Stored data entries:
►
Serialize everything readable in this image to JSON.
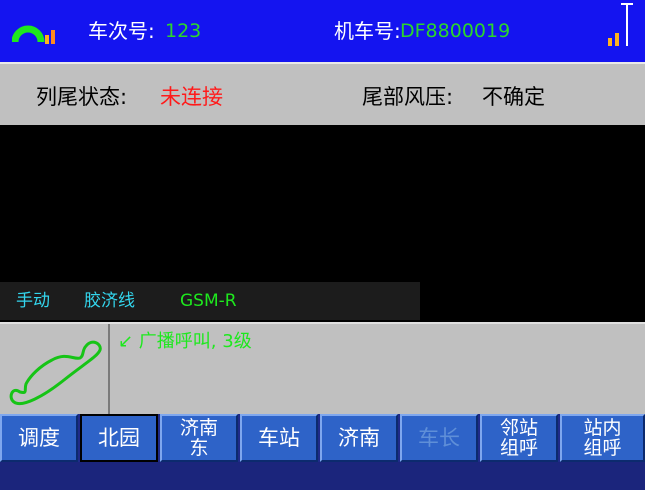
{
  "topbar": {
    "train_label": "车次号:",
    "train_number": "123",
    "loco_label": "机车号:",
    "loco_number": "DF8800019",
    "signal_icon": "signal-strength-icon",
    "antenna_icon": "antenna-signal-icon"
  },
  "status": {
    "tail_label": "列尾状态:",
    "tail_value": "未连接",
    "pressure_label": "尾部风压:",
    "pressure_value": "不确定"
  },
  "info": {
    "mode": "手动",
    "line": "胶济线",
    "network": "GSM-R"
  },
  "call": {
    "status_text": "↙ 广播呼叫, 3级",
    "phone_icon": "phone-handset-icon"
  },
  "buttons": [
    {
      "label": "调度"
    },
    {
      "label": "北园"
    },
    {
      "label": "济南东"
    },
    {
      "label": "车站"
    },
    {
      "label": "济南"
    },
    {
      "label": "车长"
    },
    {
      "label": "邻站组呼"
    },
    {
      "label": "站内组呼"
    }
  ],
  "colors": {
    "topbar_bg": "#1414f0",
    "value_green": "#2bd62b",
    "alert_red": "#ff1a1a",
    "info_cyan": "#33d6ee",
    "button_blue": "#2e63c8"
  }
}
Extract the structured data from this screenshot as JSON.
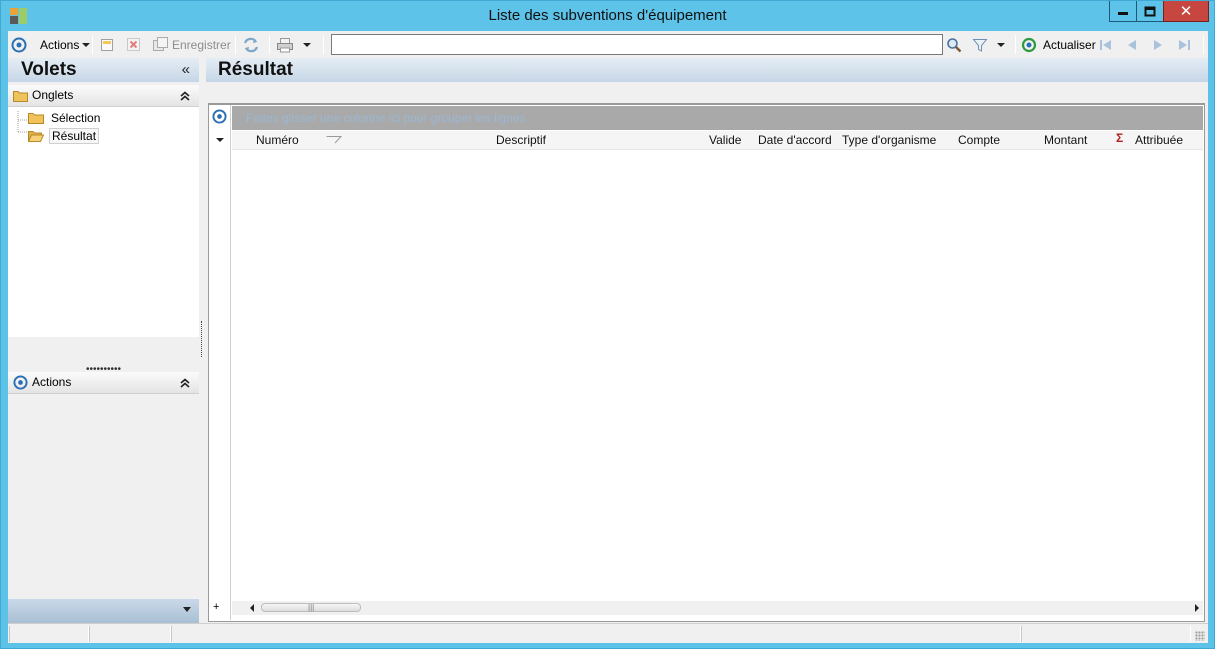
{
  "window": {
    "title": "Liste des subventions d'équipement",
    "controls": {
      "minimize": "minimize",
      "maximize": "maximize",
      "close": "✕"
    }
  },
  "toolbar": {
    "actions_label": "Actions",
    "save_label": "Enregistrer",
    "search": {
      "value": "",
      "placeholder": ""
    },
    "refresh_label": "Actualiser"
  },
  "left_pane": {
    "title": "Volets",
    "collapse_glyph": "«",
    "onglets": {
      "label": "Onglets",
      "items": [
        {
          "label": "Sélection",
          "selected": false
        },
        {
          "label": "Résultat",
          "selected": true
        }
      ]
    },
    "actions": {
      "label": "Actions"
    },
    "splitter_dots": "••••••••••"
  },
  "right_pane": {
    "title": "Résultat",
    "group_band_text": "Faites glisser une colonne ici pour grouper les lignes",
    "columns": [
      "Numéro",
      "Descriptif",
      "Valide",
      "Date d'accord",
      "Type d'organisme",
      "Compte",
      "Montant",
      "Attribuée"
    ],
    "sigma": "Σ"
  },
  "colors": {
    "title_bar": "#5dc3e9",
    "close_button": "#c7463f",
    "header_gradient_top": "#e5edf5",
    "header_gradient_bottom": "#c6d6e6",
    "group_band": "#a9a9a9",
    "accent_blue": "#2a6fb4"
  },
  "icons": {
    "app": "app-grid-icon",
    "options": "ring-icon",
    "new": "new-record-icon",
    "delete": "delete-icon",
    "save": "save-icon",
    "sync": "sync-icon",
    "print": "printer-icon",
    "search": "magnifier-icon",
    "filter": "funnel-icon",
    "refresh": "refresh-icon",
    "nav": [
      "first-record-icon",
      "previous-record-icon",
      "next-record-icon",
      "last-record-icon"
    ]
  }
}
◄
Set task: Of the lines in the entries above, how many include "JSON"? Only the number should be given.

Solution for this task: 2